PROVIDED PASSAGE —
--*--

After my son’s death, there were many turning points along the way in my grief. I could not make them happen all by myself, but I could make myself available. At each turning point, there was a sense of Divine Grace; it was only in quiet reflection or in sharing the experience with a good listener that I could say “thank you.”
I remember well the first time I could look at my son’s picture without breaking down in sobs. His suicide was shocking, terrifying and beyond heart-breaking.
That memorable day, I sat on our sofa and looked at a photograph of his face. Sweet, gentle tears rolled down my face as I felt unbounded love flood my heart. I wrote in my journal, but it took a few days for me to name that extraordinary moment of grace and give thanks to God. The love I felt then still remains in my heart. It is what I have of Sean, and nothing or no one can take that from me!
I recall sitting on my closet floor one day, months after Sean’s death and slowly opening the suitcase in which I had saved some of his belongings. At that time, I did not recall what I had saved. I was in too much pain and confusion when I first placed them in the suitcase.
I held his clothes to my face and smelled them hoping to remember how Sean smelled. I touched his poetry books, his baseball mitt, his sunglasses with gentle caresses hoping to recall how Sean felt. I folded up in tears on the closet floor with his things all around me, and I fell asleep.
I awakened, surprised by a sense of Sean’s presence embracing me. I sat stunned by what had happened and felt so close to my son that I wondered if the veil had completely disappeared for a moment. Again, I wrote in my journal, but it was not until I shared this with my Spiritual Director that I wept in gratitude for that moment of pure grace.

--*--

EXTRACTED RECORDS —

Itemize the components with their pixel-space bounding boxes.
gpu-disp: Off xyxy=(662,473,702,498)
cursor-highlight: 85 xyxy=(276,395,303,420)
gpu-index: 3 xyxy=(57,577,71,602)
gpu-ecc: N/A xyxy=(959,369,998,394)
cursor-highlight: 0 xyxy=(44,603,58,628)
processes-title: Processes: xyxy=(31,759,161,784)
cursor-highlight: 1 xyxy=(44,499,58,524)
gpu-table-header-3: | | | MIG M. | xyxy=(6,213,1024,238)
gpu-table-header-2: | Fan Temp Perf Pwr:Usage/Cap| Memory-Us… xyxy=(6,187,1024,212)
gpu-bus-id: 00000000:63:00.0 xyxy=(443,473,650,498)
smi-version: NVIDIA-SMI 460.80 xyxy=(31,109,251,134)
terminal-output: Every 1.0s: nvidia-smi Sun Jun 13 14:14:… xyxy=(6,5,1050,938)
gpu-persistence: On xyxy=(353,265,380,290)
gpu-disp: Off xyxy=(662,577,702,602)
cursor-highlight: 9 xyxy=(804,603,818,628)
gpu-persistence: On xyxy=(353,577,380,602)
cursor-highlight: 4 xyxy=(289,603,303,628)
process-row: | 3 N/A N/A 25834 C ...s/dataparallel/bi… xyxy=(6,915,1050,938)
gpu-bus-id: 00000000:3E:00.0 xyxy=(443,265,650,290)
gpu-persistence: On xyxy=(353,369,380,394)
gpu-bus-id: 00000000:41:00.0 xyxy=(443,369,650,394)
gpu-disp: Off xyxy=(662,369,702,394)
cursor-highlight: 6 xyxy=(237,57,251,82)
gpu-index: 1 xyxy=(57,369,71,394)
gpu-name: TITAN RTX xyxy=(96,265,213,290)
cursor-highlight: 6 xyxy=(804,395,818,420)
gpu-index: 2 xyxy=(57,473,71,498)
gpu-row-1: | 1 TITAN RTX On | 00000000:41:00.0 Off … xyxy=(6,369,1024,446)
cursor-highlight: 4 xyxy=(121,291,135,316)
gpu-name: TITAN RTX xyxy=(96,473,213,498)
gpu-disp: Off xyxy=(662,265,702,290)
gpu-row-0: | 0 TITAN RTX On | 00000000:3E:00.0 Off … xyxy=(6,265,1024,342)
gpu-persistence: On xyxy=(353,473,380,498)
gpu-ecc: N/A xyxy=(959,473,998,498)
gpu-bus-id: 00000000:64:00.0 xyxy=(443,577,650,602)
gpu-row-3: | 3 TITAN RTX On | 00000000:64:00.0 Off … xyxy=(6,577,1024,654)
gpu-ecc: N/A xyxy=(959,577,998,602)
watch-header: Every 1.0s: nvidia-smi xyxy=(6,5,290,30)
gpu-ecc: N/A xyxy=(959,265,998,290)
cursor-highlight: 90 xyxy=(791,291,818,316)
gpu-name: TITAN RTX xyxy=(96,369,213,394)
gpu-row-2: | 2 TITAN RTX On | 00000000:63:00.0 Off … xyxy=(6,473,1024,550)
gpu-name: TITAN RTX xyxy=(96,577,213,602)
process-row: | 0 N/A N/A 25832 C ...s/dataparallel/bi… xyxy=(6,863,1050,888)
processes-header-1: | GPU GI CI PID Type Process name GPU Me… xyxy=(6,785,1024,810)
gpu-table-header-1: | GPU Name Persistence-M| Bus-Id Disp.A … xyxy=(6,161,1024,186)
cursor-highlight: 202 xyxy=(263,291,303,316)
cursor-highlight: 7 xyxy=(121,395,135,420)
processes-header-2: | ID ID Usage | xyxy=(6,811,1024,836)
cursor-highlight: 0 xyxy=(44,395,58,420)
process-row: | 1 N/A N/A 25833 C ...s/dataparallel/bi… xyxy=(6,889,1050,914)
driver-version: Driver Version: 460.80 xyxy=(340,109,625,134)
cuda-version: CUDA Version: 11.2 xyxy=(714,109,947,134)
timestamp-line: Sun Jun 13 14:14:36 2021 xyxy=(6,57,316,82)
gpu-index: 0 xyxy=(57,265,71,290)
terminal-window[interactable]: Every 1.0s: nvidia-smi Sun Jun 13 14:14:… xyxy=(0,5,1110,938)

--*--

REQUIRED TASK 1 — In the reflection on grief, what was the writer doing on the closet floor before falling asleep?
REQUIRED TASK 2 — Carry on the reflection on grief after Sean's death, picking up right after its final sentence.

REPLY 1 — Going through a suitcase of Sean's saved belongings, holding his clothes and touching his poetry books, baseball mitt and sunglasses.

REPLY 2 —
There are many turning points on the journey of grieving the death of a loved one. Each is a reminder that we are not alone in our grief and that our loved ones are with us in Spirit as is our God. Our journeys are much greater than the healing of grief. They are awakening us to the presence of love in our midst and inviting us to participate in love, to become love itself, and to walk side by side with others who suffer, with love in our hearts.
Pamela Prime is a mother and a grandmother and lives in Twain Harte and San Francisco. She and her husband have a small retreat with three guest houses in Twain Harte, called Two Bears Dancing!
Pamela is a Spiritual Director, an educator and a writer. She has a master’s degree in Systematic Theology from The Graduate School of Theology in Berkeley. Her first book “When the Moon is Dark We can See the Stars” was published in 2008. It is the story of how faith can hold us in our suffering, awaken us, and bring us into deeper awarenesses of God’s love and guidance. Pamela has a 4-month-old daughter who died of Sudden Infant Death Syndrome. She also has a son who at the age of 16, committed suicide. To reach Pamela or learn more about her book, visit www.whenthemoonisdark.com.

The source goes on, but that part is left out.